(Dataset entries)
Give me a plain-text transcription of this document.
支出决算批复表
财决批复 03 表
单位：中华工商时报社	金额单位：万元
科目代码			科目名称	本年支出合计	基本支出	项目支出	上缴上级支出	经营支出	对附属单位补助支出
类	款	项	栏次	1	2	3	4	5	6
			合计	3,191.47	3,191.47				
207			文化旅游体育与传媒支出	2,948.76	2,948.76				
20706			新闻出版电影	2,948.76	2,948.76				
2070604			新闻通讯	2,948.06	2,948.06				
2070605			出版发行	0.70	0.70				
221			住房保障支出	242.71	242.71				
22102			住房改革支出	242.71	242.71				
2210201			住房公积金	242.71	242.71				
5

**EXERCISE AIM:** Your task is to output the full set of records exactly as presented.

**PROBLEM SOLUTION:**
Give me a plain-text transcription of this document.
支出决算批复表
财决批复 03 表
单位：中华工商时报社	金额单位：万元
科目代码			科目名称	本年支出合计	基本支出	项目支出	上缴上级支出	经营支出	对附属单位补助支出
类	款	项	栏次	1	2	3	4	5	6
			合计	3,191.47	3,191.47				
207			文化旅游体育与传媒支出	2,948.76	2,948.76				
20706			新闻出版电影	2,948.76	2,948.76				
2070604			新闻通讯	2,948.06	2,948.06				
2070605			出版发行	0.70	0.70				
221			住房保障支出	242.71	242.71				
22102			住房改革支出	242.71	242.71				
2210201			住房公积金	242.71	242.71				
5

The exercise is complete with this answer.